* _Exercise input_

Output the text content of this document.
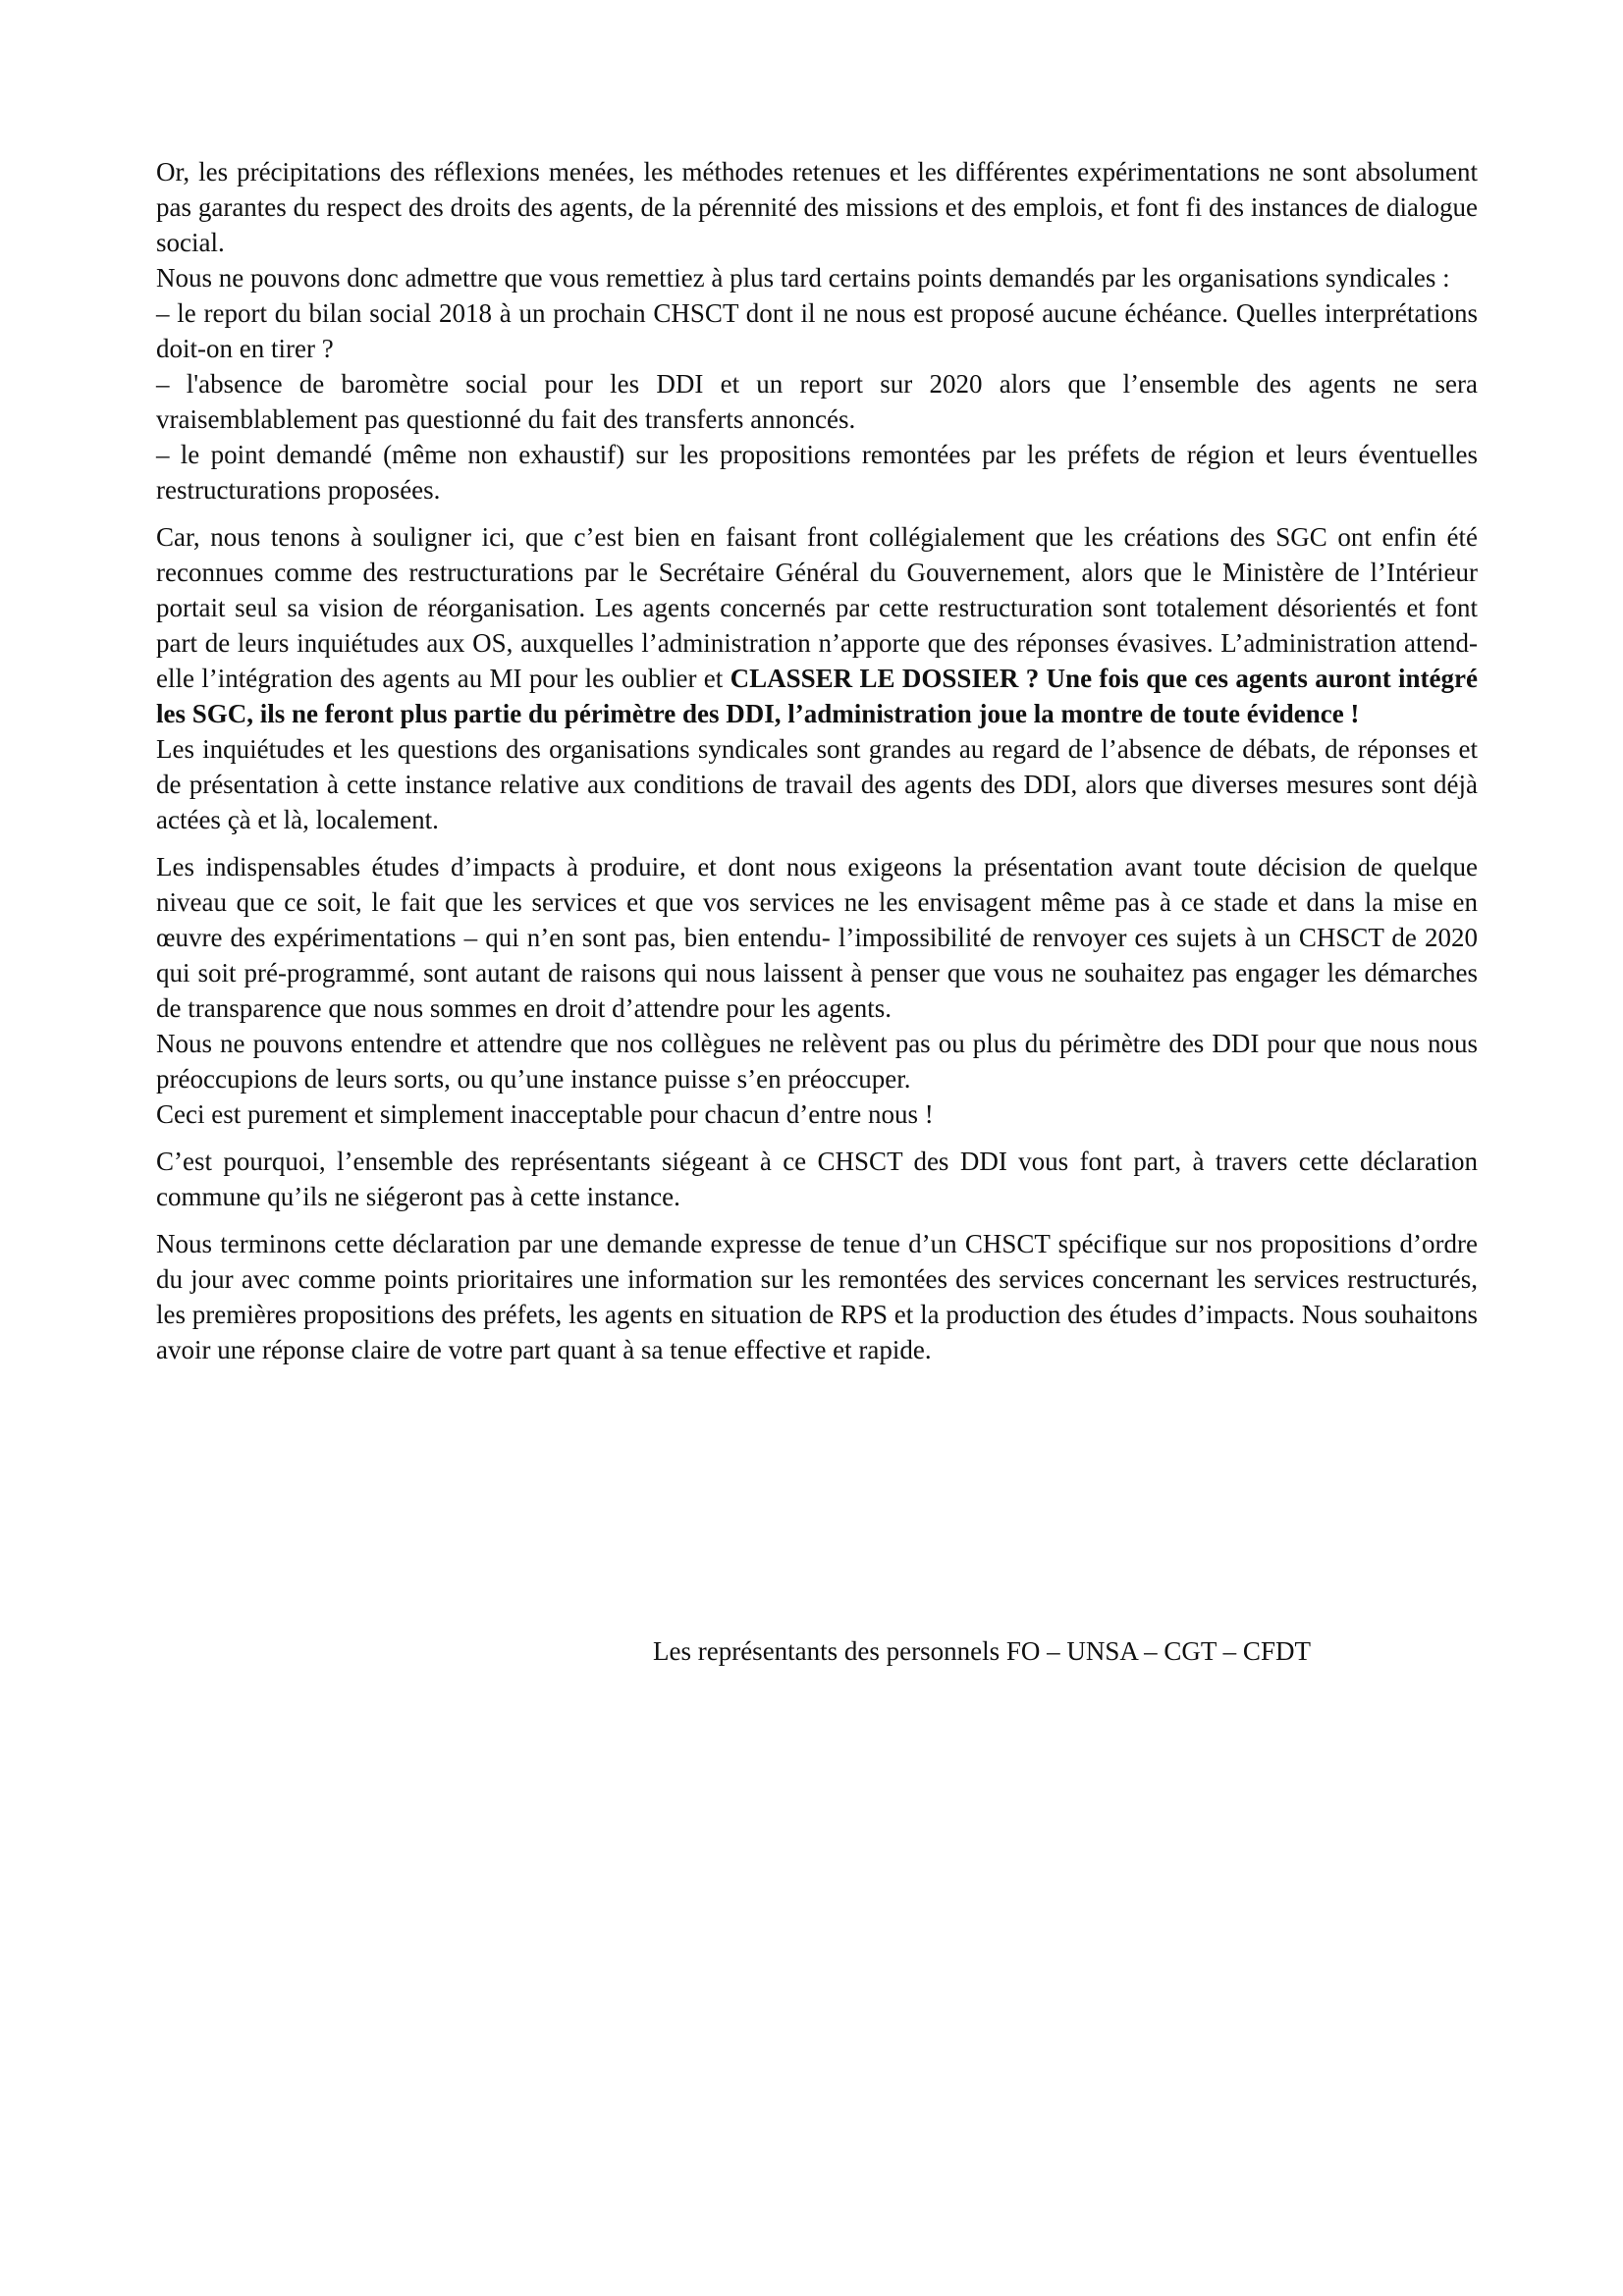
Or, les précipitations des réflexions menées, les méthodes retenues et les différentes expérimentations ne sont absolument pas garantes du respect des droits des agents, de la pérennité des missions et des emplois, et font fi des instances de dialogue social.

Nous ne pouvons donc admettre que vous remettiez à plus tard certains points demandés par les organisations syndicales :

– le report du bilan social 2018 à un prochain CHSCT dont il ne nous est proposé aucune échéance. Quelles interprétations doit-on en tirer ?

– l'absence de baromètre social pour les DDI et un report sur 2020 alors que l’ensemble des agents ne sera vraisemblablement pas questionné du fait des transferts annoncés.

– le point demandé (même non exhaustif) sur les propositions remontées par les préfets de région et leurs éventuelles restructurations proposées.

Car, nous tenons à souligner ici, que c’est bien en faisant front collégialement que les créations des SGC ont enfin été reconnues comme des restructurations par le Secrétaire Général du Gouvernement, alors que le Ministère de l’Intérieur portait seul sa vision de réorganisation. Les agents concernés par cette restructuration sont totalement désorientés et font part de leurs inquiétudes aux OS, auxquelles l’administration n’apporte que des réponses évasives. L’administration attend-elle l’intégration des agents au MI pour les oublier et CLASSER LE DOSSIER ? Une fois que ces agents auront intégré les SGC, ils ne feront plus partie du périmètre des DDI, l’administration joue la montre de toute évidence !

Les inquiétudes et les questions des organisations syndicales sont grandes au regard de l’absence de débats, de réponses et de présentation à cette instance relative aux conditions de travail des agents des DDI, alors que diverses mesures sont déjà actées çà et là, localement.

Les indispensables études d’impacts à produire, et dont nous exigeons la présentation avant toute décision de quelque niveau que ce soit, le fait que les services et que vos services ne les envisagent même pas à ce stade et dans la mise en œuvre des expérimentations – qui n’en sont pas, bien entendu- l’impossibilité de renvoyer ces sujets à un CHSCT de 2020 qui soit pré-programmé, sont autant de raisons qui nous laissent à penser que vous ne souhaitez pas engager les démarches de transparence que nous sommes en droit d’attendre pour les agents.

Nous ne pouvons entendre et attendre que nos collègues ne relèvent pas ou plus du périmètre des DDI pour que nous nous préoccupions de leurs sorts, ou qu’une instance puisse s’en préoccuper.

Ceci est purement et simplement inacceptable pour chacun d’entre nous !

C’est pourquoi, l’ensemble des représentants siégeant à ce CHSCT des DDI vous font part, à travers cette déclaration commune qu’ils ne siégeront pas à cette instance.

Nous terminons cette déclaration par une demande expresse de tenue d’un CHSCT spécifique sur nos propositions d’ordre du jour avec comme points prioritaires une information sur les remontées des services concernant les services restructurés, les premières propositions des préfets, les agents en situation de RPS et la production des études d’impacts. Nous souhaitons avoir une réponse claire de votre part quant à sa tenue effective et rapide.

Les représentants des personnels FO – UNSA – CGT – CFDT
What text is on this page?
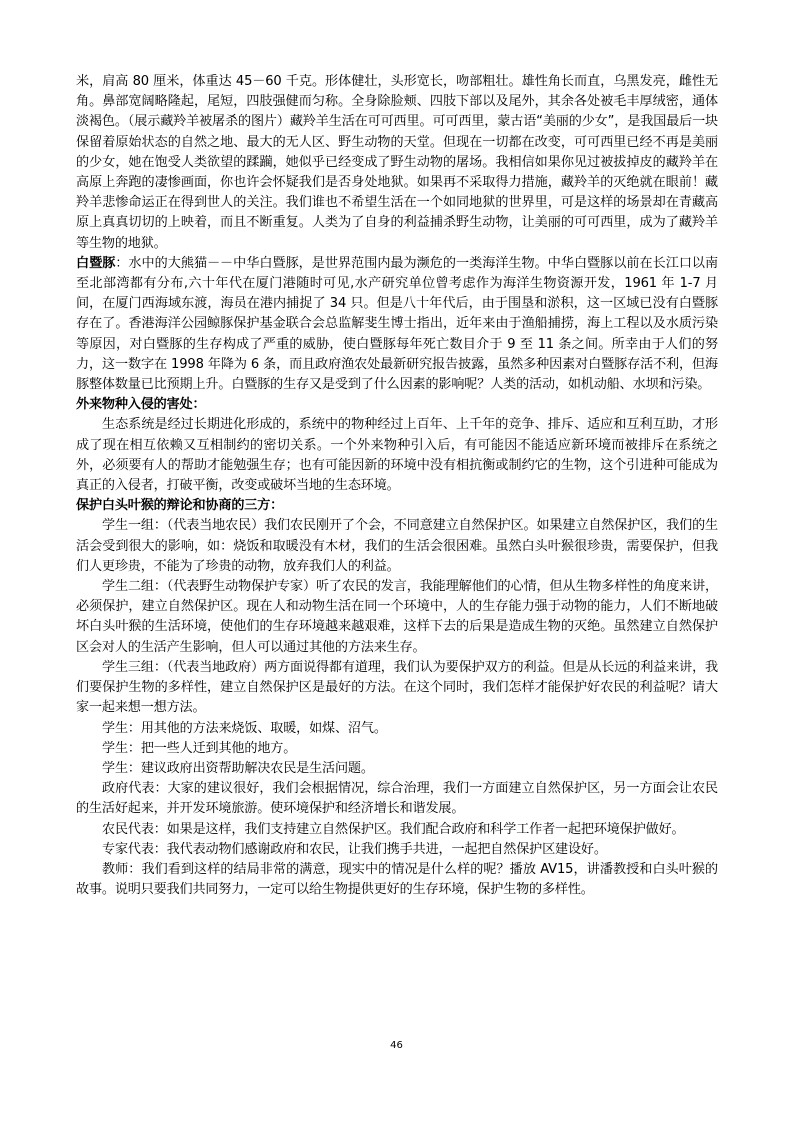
米，肩高 80 厘米，体重达 45－60 千克。形体健壮，头形宽长，吻部粗壮。雄性角长而直，乌黑发亮，雌性无角。鼻部宽阔略隆起，尾短，四肢强健而匀称。全身除脸颊、四肢下部以及尾外，其余各处被毛丰厚绒密，通体淡褐色。（展示藏羚羊被屠杀的图片）藏羚羊生活在可可西里。可可西里，蒙古语“美丽的少女”，是我国最后一块保留着原始状态的自然之地、最大的无人区、野生动物的天堂。但现在一切都在改变，可可西里已经不再是美丽的少女，她在饱受人类欲望的蹂躏，她似乎已经变成了野生动物的屠场。我相信如果你见过被拔掉皮的藏羚羊在高原上奔跑的凄惨画面，你也许会怀疑我们是否身处地狱。如果再不采取得力措施，藏羚羊的灭绝就在眼前！藏羚羊悲惨命运正在得到世人的关注。我们谁也不希望生活在一个如同地狱的世界里，可是这样的场景却在青藏高原上真真切切的上映着，而且不断重复。人类为了自身的利益捕杀野生动物，让美丽的可可西里，成为了藏羚羊等生物的地狱。

白暨豚：水中的大熊猫－－中华白暨豚，是世界范围内最为濒危的一类海洋生物。中华白暨豚以前在长江口以南至北部湾都有分布,六十年代在厦门港随时可见,水产研究单位曾考虑作为海洋生物资源开发，1961 年 1-7 月间，在厦门西海域东渡，海员在港内捕捉了 34 只。但是八十年代后，由于围垦和淤积，这一区域已没有白暨豚存在了。香港海洋公园鲸豚保护基金联合会总监解斐生博士指出，近年来由于渔船捕捞，海上工程以及水质污染等原因，对白暨豚的生存构成了严重的威胁，使白暨豚每年死亡数目介于 9 至 11 条之间。所幸由于人们的努力，这一数字在 1998 年降为 6 条，而且政府渔农处最新研究报告披露，虽然多种因素对白暨豚存活不利，但海豚整体数量已比预期上升。白暨豚的生存又是受到了什么因素的影响呢？人类的活动，如机动船、水坝和污染。

外来物种入侵的害处：

生态系统是经过长期进化形成的，系统中的物种经过上百年、上千年的竞争、排斥、适应和互利互助，才形成了现在相互依赖又互相制约的密切关系。一个外来物种引入后，有可能因不能适应新环境而被排斥在系统之外，必须要有人的帮助才能勉强生存；也有可能因新的环境中没有相抗衡或制约它的生物，这个引进种可能成为真正的入侵者，打破平衡，改变或破坏当地的生态环境。

保护白头叶猴的辩论和协商的三方：

学生一组：（代表当地农民）我们农民刚开了个会，不同意建立自然保护区。如果建立自然保护区，我们的生活会受到很大的影响，如：烧饭和取暖没有木材，我们的生活会很困难。虽然白头叶猴很珍贵，需要保护，但我们人更珍贵，不能为了珍贵的动物，放弃我们人的利益。

学生二组：（代表野生动物保护专家）听了农民的发言，我能理解他们的心情，但从生物多样性的角度来讲，必须保护，建立自然保护区。现在人和动物生活在同一个环境中，人的生存能力强于动物的能力，人们不断地破坏白头叶猴的生活环境，使他们的生存环境越来越艰难，这样下去的后果是造成生物的灭绝。虽然建立自然保护区会对人的生活产生影响，但人可以通过其他的方法来生存。

学生三组：（代表当地政府）两方面说得都有道理，我们认为要保护双方的利益。但是从长远的利益来讲，我们要保护生物的多样性，建立自然保护区是最好的方法。在这个同时，我们怎样才能保护好农民的利益呢？请大家一起来想一想方法。

学生：用其他的方法来烧饭、取暖，如煤、沼气。

学生：把一些人迁到其他的地方。

学生：建议政府出资帮助解决农民是生活问题。

政府代表：大家的建议很好，我们会根据情况，综合治理，我们一方面建立自然保护区，另一方面会让农民的生活好起来，并开发环境旅游。使环境保护和经济增长和谐发展。

农民代表：如果是这样，我们支持建立自然保护区。我们配合政府和科学工作者一起把环境保护做好。

专家代表：我代表动物们感谢政府和农民，让我们携手共进，一起把自然保护区建设好。

教师：我们看到这样的结局非常的满意，现实中的情况是什么样的呢？播放 AV15，讲潘教授和白头叶猴的故事。说明只要我们共同努力，一定可以给生物提供更好的生存环境，保护生物的多样性。

46
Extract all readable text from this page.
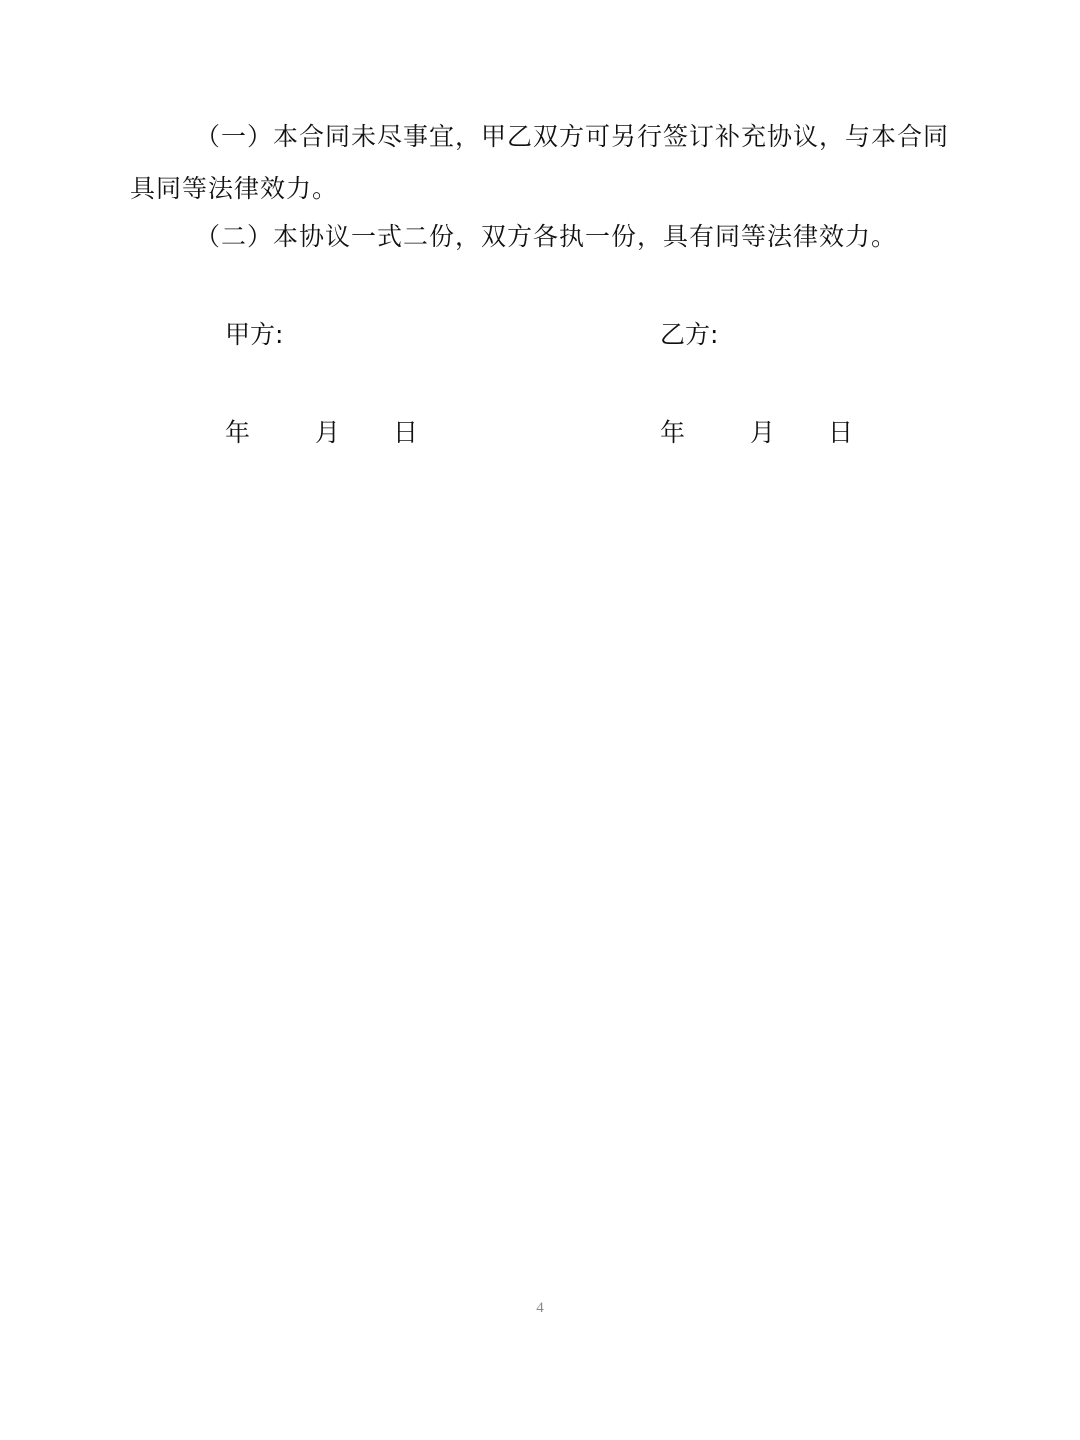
（一）本合同未尽事宜，甲乙双方可另行签订补充协议，与本合同具同等法律效力。

（二）本协议一式二份，双方各执一份，具有同等法律效力。

甲方:	乙方:
年	月	日	年	月	日
4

* _Exercise aim_
Take the line that contains "Extract all readable text from this page." and every line after it up to the end of the records above, and restate them exactly, without the pictures.

* _Reply_
Extract all readable text from this page.
（一）本合同未尽事宜，甲乙双方可另行签订补充协议，与本合同具同等法律效力。

（二）本协议一式二份，双方各执一份，具有同等法律效力。

甲方:	乙方:
年	月	日	年	月	日
4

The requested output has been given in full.